TASK INSTRUCTIONS → Look for the string "Differentiation" and copy every line that has it.

RECORDS PROVIDED →
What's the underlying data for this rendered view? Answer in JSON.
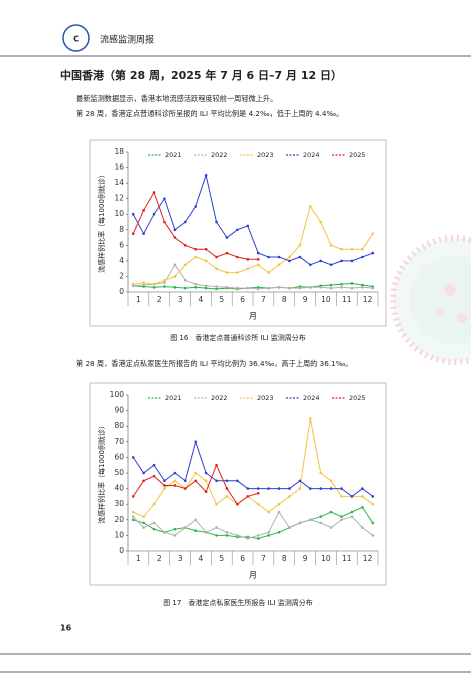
{
  "header": {
    "title": "流感监测周报"
  },
  "section_title": "中国香港（第 28 周，2025 年 7 月 6 日–7 月 12 日）",
  "paragraphs": [
    "最新监测数据显示，香港本地流感活跃程度较前一周轻微上升。",
    "第 28 周，香港定点普通科诊所呈报的 ILI 平均比例是 4.2‰，低于上周的 4.4‰。",
    "第 28 周，香港定点私家医生所报告的 ILI 平均比例为 36.4‰，高于上周的 36.1‰。"
  ],
  "page_number": "16",
  "chart_data": [
    {
      "type": "line",
      "caption": "图 16　香港定点普通科诊所 ILI 监测周分布",
      "y_label": "流感样例比率（每1000例就诊）",
      "x_label": "月",
      "categories": [
        "1",
        null,
        "2",
        null,
        "3",
        null,
        "4",
        null,
        "5",
        null,
        "6",
        null,
        "7",
        null,
        "8",
        null,
        "9",
        null,
        "10",
        null,
        "11",
        null,
        "12",
        null
      ],
      "ylim": [
        0,
        18
      ],
      "yticks": [
        0,
        2,
        4,
        6,
        8,
        10,
        12,
        14,
        16,
        18
      ],
      "series": [
        {
          "name": "2021",
          "color": "#2db34a",
          "values": [
            0.8,
            0.7,
            0.6,
            0.7,
            0.6,
            0.5,
            0.6,
            0.5,
            0.4,
            0.5,
            0.4,
            0.5,
            0.6,
            0.5,
            0.6,
            0.5,
            0.7,
            0.6,
            0.8,
            0.9,
            1.0,
            1.1,
            0.9,
            0.7
          ]
        },
        {
          "name": "2022",
          "color": "#b0b0b0",
          "values": [
            0.8,
            0.9,
            1.0,
            1.2,
            3.5,
            1.5,
            1.0,
            0.8,
            0.7,
            0.6,
            0.5,
            0.5,
            0.4,
            0.5,
            0.6,
            0.5,
            0.5,
            0.6,
            0.6,
            0.5,
            0.6,
            0.5,
            0.6,
            0.5
          ]
        },
        {
          "name": "2023",
          "color": "#f5c242",
          "values": [
            1.0,
            1.2,
            1.0,
            1.5,
            2.0,
            3.5,
            4.5,
            4.0,
            3.0,
            2.5,
            2.5,
            3.0,
            3.5,
            2.5,
            3.5,
            4.5,
            6.0,
            11.0,
            9.0,
            6.0,
            5.5,
            5.5,
            5.5,
            7.5
          ]
        },
        {
          "name": "2024",
          "color": "#2f3fd6",
          "values": [
            10,
            7.5,
            10,
            12,
            8,
            9,
            11,
            15,
            9,
            7,
            8,
            8.5,
            5,
            4.5,
            4.5,
            4,
            4.5,
            3.5,
            4,
            3.5,
            4,
            4,
            4.5,
            5
          ]
        },
        {
          "name": "2025",
          "color": "#e0201b",
          "values": [
            7.5,
            10.5,
            12.8,
            9,
            7,
            6,
            5.5,
            5.5,
            4.5,
            5,
            4.5,
            4.2,
            4.2,
            null,
            null,
            null,
            null,
            null,
            null,
            null,
            null,
            null,
            null,
            null
          ]
        }
      ]
    },
    {
      "type": "line",
      "caption": "图 17　香港定点私家医生所报告 ILI 监测周分布",
      "y_label": "流感样例比率（每1000例就诊）",
      "x_label": "月",
      "categories": [
        "1",
        null,
        "2",
        null,
        "3",
        null,
        "4",
        null,
        "5",
        null,
        "6",
        null,
        "7",
        null,
        "8",
        null,
        "9",
        null,
        "10",
        null,
        "11",
        null,
        "12",
        null
      ],
      "ylim": [
        0,
        100
      ],
      "yticks": [
        0,
        10,
        20,
        30,
        40,
        50,
        60,
        70,
        80,
        90,
        100
      ],
      "series": [
        {
          "name": "2021",
          "color": "#2db34a",
          "values": [
            20,
            18,
            14,
            12,
            14,
            15,
            13,
            12,
            10,
            10,
            9,
            9,
            8,
            10,
            12,
            15,
            18,
            20,
            22,
            25,
            22,
            25,
            28,
            18
          ]
        },
        {
          "name": "2022",
          "color": "#b0b0b0",
          "values": [
            22,
            15,
            18,
            12,
            10,
            15,
            20,
            12,
            15,
            12,
            10,
            8,
            10,
            12,
            25,
            15,
            18,
            20,
            18,
            15,
            20,
            22,
            15,
            10
          ]
        },
        {
          "name": "2023",
          "color": "#f5c242",
          "values": [
            25,
            22,
            30,
            40,
            45,
            40,
            50,
            45,
            30,
            35,
            30,
            35,
            30,
            25,
            30,
            35,
            40,
            85,
            50,
            45,
            35,
            35,
            35,
            30
          ]
        },
        {
          "name": "2024",
          "color": "#2f3fd6",
          "values": [
            60,
            50,
            55,
            45,
            50,
            45,
            70,
            50,
            45,
            45,
            45,
            40,
            40,
            40,
            40,
            40,
            45,
            40,
            40,
            40,
            40,
            35,
            40,
            35
          ]
        },
        {
          "name": "2025",
          "color": "#e0201b",
          "values": [
            35,
            45,
            48,
            42,
            42,
            40,
            45,
            38,
            55,
            40,
            30,
            35,
            37,
            null,
            null,
            null,
            null,
            null,
            null,
            null,
            null,
            null,
            null,
            null
          ]
        }
      ]
    }
  ]
}
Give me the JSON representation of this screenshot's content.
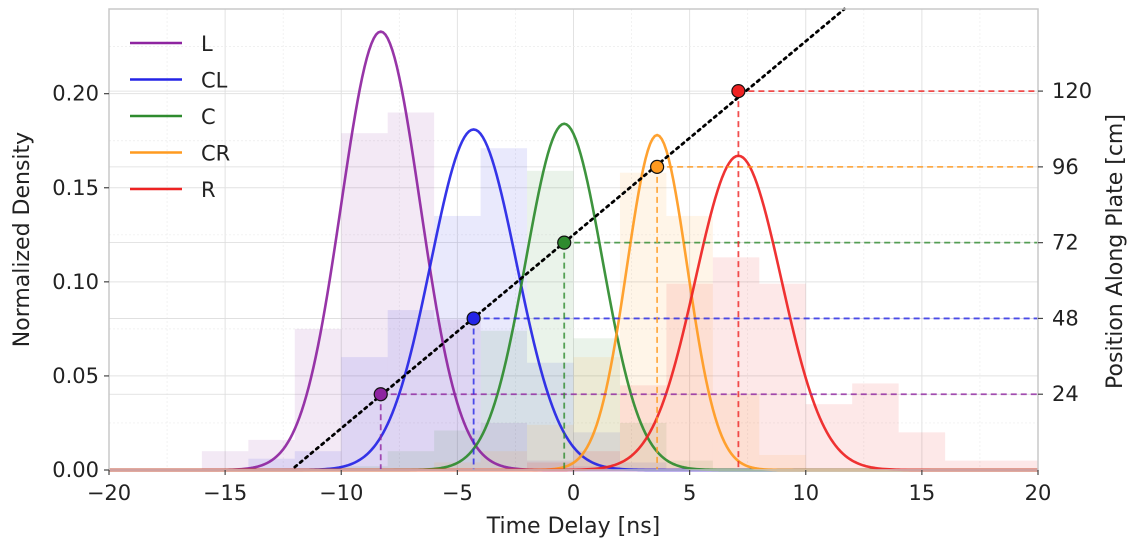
{
  "chart_data": {
    "type": "line",
    "xlabel": "Time Delay [ns]",
    "ylabel": "Normalized Density",
    "y2label": "Position Along Plate [cm]",
    "xlim": [
      -20,
      20
    ],
    "ylim": [
      0,
      0.245
    ],
    "y2lim": [
      0,
      146
    ],
    "x_ticks": [
      "−20",
      "−15",
      "−10",
      "−5",
      "0",
      "5",
      "10",
      "15",
      "20"
    ],
    "x_tick_values": [
      -20,
      -15,
      -10,
      -5,
      0,
      5,
      10,
      15,
      20
    ],
    "y_ticks": [
      "0.00",
      "0.05",
      "0.10",
      "0.15",
      "0.20"
    ],
    "y_tick_values": [
      0,
      0.05,
      0.1,
      0.15,
      0.2
    ],
    "y2_ticks": [
      "24",
      "48",
      "72",
      "96",
      "120"
    ],
    "y2_tick_values": [
      24,
      48,
      72,
      96,
      120
    ],
    "grid": true,
    "legend_position": "top-left",
    "series": [
      {
        "name": "L",
        "color": "#8e24a0",
        "mean": -8.3,
        "sigma": 1.7,
        "peak": 0.233,
        "position_cm": 24,
        "hist_edges": [
          -16,
          -14,
          -12,
          -10,
          -8,
          -6,
          -4,
          -2,
          0,
          2
        ],
        "hist_values": [
          0.01,
          0.016,
          0.075,
          0.179,
          0.19,
          0.08,
          0.025,
          0.005,
          0.002
        ]
      },
      {
        "name": "CL",
        "color": "#2424e6",
        "mean": -4.3,
        "sigma": 1.85,
        "peak": 0.181,
        "position_cm": 48,
        "hist_edges": [
          -14,
          -12,
          -10,
          -8,
          -6,
          -4,
          -2,
          0,
          2,
          4
        ],
        "hist_values": [
          0.006,
          0.01,
          0.06,
          0.085,
          0.135,
          0.171,
          0.057,
          0.02,
          0.004
        ]
      },
      {
        "name": "C",
        "color": "#2e8b2e",
        "mean": -0.4,
        "sigma": 1.65,
        "peak": 0.184,
        "position_cm": 72,
        "hist_edges": [
          -10,
          -8,
          -6,
          -4,
          -2,
          0,
          2,
          4,
          6
        ],
        "hist_values": [
          0.002,
          0.01,
          0.021,
          0.074,
          0.159,
          0.07,
          0.025,
          0.005
        ]
      },
      {
        "name": "CR",
        "color": "#ff9a1f",
        "mean": 3.6,
        "sigma": 1.3,
        "peak": 0.178,
        "position_cm": 96,
        "hist_edges": [
          -6,
          -4,
          -2,
          0,
          2,
          4,
          6,
          8,
          10
        ],
        "hist_values": [
          0.004,
          0.01,
          0.024,
          0.06,
          0.158,
          0.135,
          0.04,
          0.008
        ]
      },
      {
        "name": "R",
        "color": "#ee2222",
        "mean": 7.1,
        "sigma": 1.85,
        "peak": 0.167,
        "position_cm": 120,
        "hist_edges": [
          -2,
          0,
          2,
          4,
          6,
          8,
          10,
          12,
          14,
          16,
          20
        ],
        "hist_values": [
          0.004,
          0.01,
          0.045,
          0.099,
          0.113,
          0.099,
          0.035,
          0.046,
          0.02,
          0.005
        ]
      }
    ],
    "calibration_line": {
      "x_range": [
        -12,
        20
      ],
      "slope_cm_per_ns": 6.13,
      "intercept_cm": 74.5,
      "style": "dotted",
      "color": "#000000"
    }
  }
}
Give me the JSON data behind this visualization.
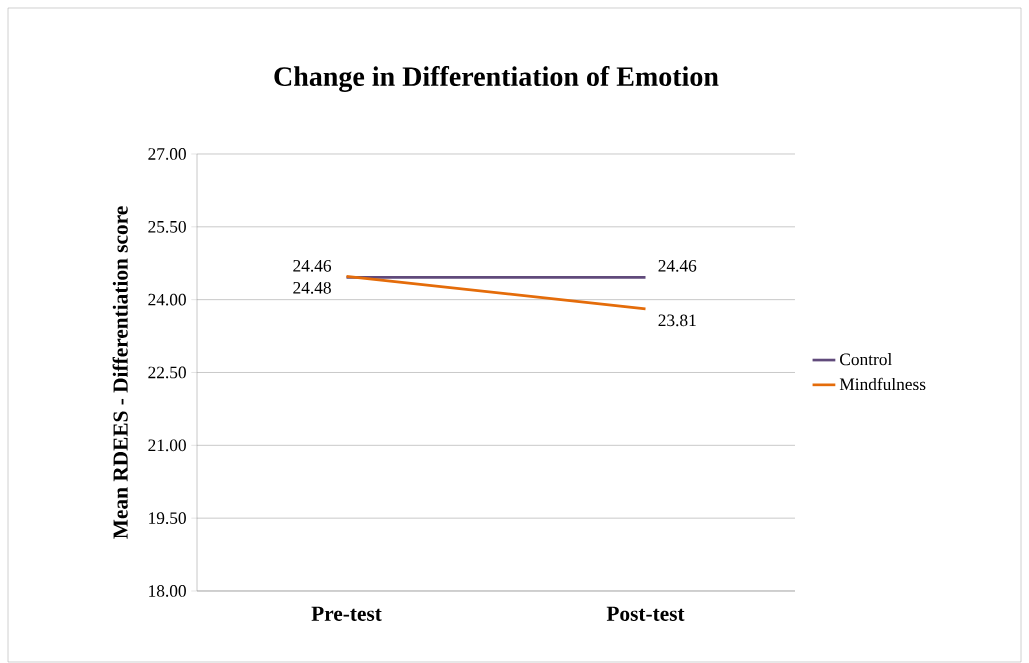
{
  "chart_data": {
    "type": "line",
    "title": "Change in Differentiation of Emotion",
    "ylabel": "Mean RDEES - Differentiation score",
    "categories": [
      "Pre-test",
      "Post-test"
    ],
    "series": [
      {
        "name": "Control",
        "color": "#604a7b",
        "values": [
          24.46,
          24.46
        ]
      },
      {
        "name": "Mindfulness",
        "color": "#e46c0a",
        "values": [
          24.48,
          23.81
        ]
      }
    ],
    "ylim": [
      18,
      27
    ],
    "yticks": [
      {
        "value": 18,
        "label": "18.00"
      },
      {
        "value": 19.5,
        "label": "19.50"
      },
      {
        "value": 21,
        "label": "21.00"
      },
      {
        "value": 22.5,
        "label": "22.50"
      },
      {
        "value": 24,
        "label": "24.00"
      },
      {
        "value": 25.5,
        "label": "25.50"
      },
      {
        "value": 27,
        "label": "27.00"
      }
    ],
    "grid": "y",
    "legend": "right",
    "data_labels": true,
    "marker": "none",
    "line_style": "solid"
  }
}
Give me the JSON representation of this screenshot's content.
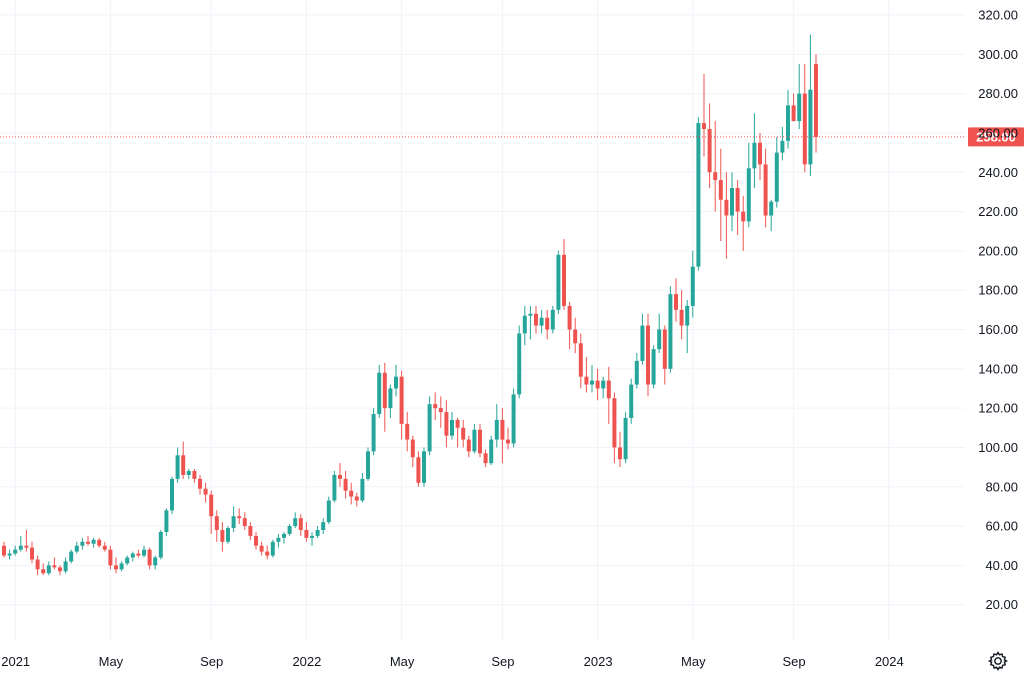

COMPLETED EXERCISE →
    "title": "Change in Differentiation of Emotion",
    "ylabel": "Mean RDEES - Differentiation score",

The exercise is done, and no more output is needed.